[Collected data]

──────────────────────────────

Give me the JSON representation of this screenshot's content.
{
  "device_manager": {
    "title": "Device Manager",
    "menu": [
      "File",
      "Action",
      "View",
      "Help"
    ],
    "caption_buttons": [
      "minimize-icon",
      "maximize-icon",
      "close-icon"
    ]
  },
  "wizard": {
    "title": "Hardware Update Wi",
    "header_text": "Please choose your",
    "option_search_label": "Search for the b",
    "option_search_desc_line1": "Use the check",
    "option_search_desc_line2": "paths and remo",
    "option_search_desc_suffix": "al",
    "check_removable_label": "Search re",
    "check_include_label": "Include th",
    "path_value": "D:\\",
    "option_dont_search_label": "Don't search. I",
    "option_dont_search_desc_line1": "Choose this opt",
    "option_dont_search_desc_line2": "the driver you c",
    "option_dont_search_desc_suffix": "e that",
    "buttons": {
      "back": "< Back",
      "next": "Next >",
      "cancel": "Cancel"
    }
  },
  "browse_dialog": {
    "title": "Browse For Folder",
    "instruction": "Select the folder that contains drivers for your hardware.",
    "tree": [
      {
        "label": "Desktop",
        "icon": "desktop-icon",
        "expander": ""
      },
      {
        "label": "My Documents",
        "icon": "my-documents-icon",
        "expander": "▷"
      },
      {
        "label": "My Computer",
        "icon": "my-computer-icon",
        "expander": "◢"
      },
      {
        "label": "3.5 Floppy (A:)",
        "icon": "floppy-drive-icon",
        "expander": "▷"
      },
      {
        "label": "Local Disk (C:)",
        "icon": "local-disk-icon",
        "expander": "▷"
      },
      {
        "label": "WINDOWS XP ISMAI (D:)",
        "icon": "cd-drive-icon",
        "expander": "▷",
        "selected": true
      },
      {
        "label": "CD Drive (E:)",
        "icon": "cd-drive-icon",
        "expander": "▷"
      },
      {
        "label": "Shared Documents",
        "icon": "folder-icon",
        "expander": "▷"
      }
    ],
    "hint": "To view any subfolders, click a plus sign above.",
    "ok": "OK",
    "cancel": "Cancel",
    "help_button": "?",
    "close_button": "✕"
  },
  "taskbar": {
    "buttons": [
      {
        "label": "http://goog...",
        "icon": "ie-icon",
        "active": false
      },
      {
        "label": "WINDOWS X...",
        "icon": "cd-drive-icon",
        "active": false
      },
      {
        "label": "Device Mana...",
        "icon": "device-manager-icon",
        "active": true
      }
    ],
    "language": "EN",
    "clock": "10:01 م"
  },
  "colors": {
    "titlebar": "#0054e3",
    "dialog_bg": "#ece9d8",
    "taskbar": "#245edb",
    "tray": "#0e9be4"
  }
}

──────────────────────────────

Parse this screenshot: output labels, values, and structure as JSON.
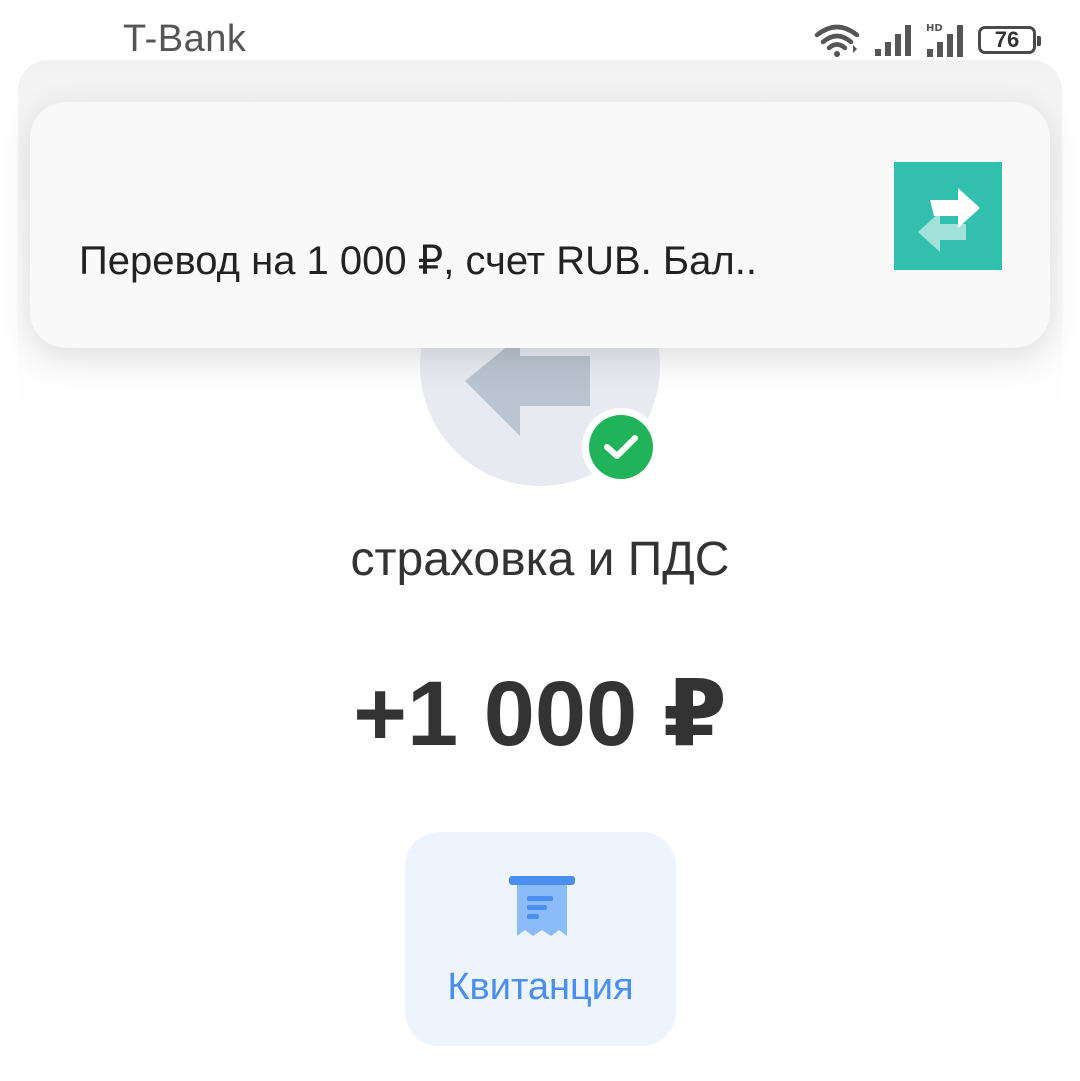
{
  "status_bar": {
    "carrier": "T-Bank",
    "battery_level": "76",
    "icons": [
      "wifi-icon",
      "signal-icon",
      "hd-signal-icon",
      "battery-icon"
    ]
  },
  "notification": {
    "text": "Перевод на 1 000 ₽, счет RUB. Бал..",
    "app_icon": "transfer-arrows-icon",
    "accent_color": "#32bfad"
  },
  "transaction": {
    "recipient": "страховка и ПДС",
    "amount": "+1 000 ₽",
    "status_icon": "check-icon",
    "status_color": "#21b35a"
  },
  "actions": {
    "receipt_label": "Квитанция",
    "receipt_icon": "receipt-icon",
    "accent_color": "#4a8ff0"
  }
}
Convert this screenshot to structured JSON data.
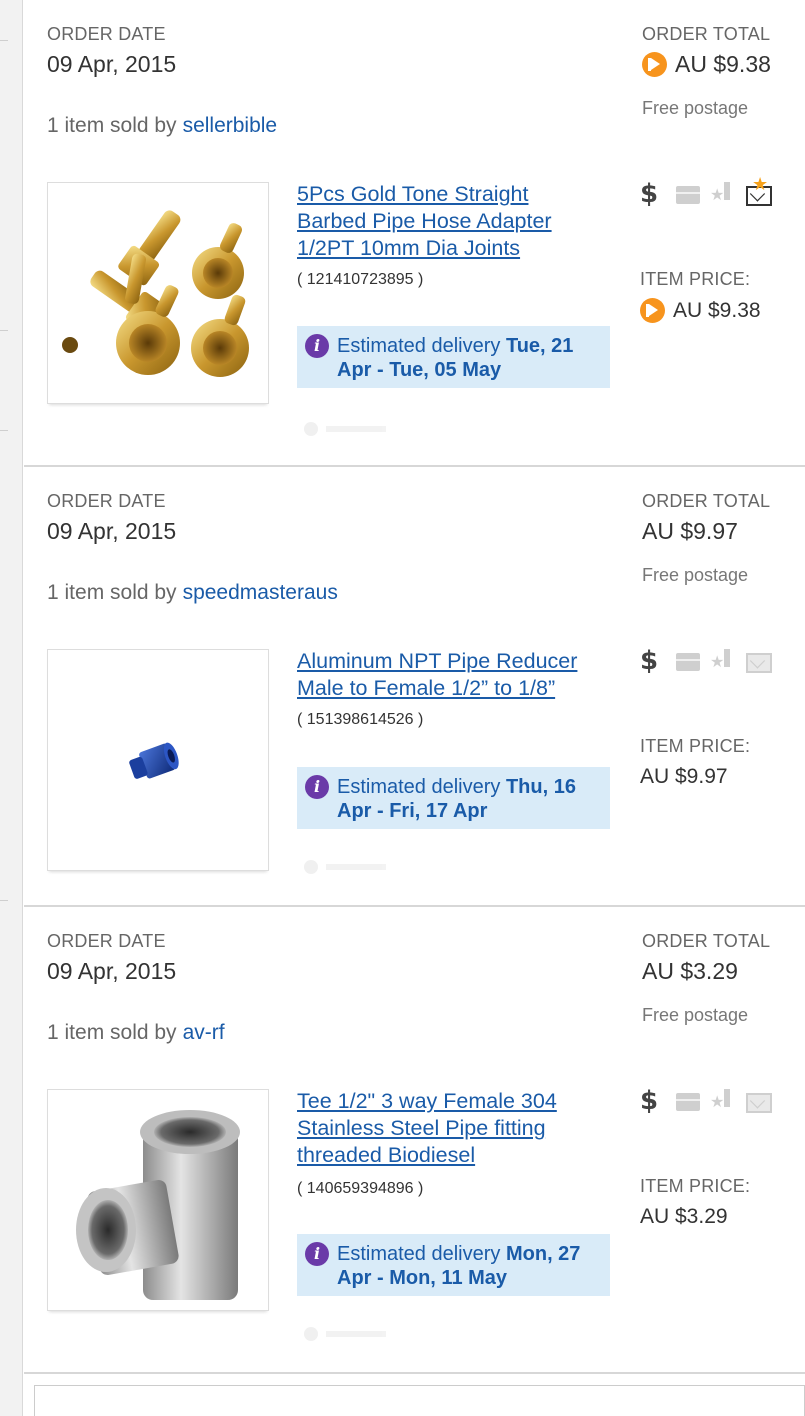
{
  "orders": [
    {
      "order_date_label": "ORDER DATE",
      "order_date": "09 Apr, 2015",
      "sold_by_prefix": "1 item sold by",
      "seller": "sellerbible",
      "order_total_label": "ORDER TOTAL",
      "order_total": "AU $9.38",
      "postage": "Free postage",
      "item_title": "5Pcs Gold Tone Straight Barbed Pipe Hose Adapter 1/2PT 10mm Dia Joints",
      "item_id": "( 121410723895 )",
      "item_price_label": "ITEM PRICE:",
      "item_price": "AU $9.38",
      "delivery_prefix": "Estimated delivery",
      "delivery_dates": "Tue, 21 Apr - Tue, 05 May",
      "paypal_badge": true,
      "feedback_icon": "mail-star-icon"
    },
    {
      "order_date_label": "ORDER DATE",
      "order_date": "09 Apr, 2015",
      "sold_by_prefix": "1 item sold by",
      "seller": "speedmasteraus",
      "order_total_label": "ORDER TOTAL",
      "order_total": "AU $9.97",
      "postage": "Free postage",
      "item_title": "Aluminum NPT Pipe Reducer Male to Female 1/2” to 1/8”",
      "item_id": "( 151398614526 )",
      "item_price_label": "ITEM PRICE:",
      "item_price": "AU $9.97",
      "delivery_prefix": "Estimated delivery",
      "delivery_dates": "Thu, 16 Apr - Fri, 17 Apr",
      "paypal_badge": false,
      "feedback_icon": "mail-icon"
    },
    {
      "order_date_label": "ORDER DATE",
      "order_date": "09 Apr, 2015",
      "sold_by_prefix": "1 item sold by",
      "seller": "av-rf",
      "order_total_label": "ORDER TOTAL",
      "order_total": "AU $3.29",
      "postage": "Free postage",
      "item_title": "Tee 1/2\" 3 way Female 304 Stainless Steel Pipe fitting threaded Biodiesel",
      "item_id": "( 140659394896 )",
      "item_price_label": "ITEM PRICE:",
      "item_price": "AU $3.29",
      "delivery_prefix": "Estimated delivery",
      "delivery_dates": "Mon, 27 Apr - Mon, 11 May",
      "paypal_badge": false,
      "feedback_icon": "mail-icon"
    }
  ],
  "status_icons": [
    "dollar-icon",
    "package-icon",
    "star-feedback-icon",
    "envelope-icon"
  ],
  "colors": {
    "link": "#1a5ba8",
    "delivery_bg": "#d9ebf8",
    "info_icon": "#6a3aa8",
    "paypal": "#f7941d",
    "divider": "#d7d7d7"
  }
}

──────────────────────────────

**Brief:** Which lines hold the string "your"? Copy all of them from the data above.

**Result:**
    "header_text": "Please choose your",
    "instruction": "Select the folder that contains drivers for your hardware.",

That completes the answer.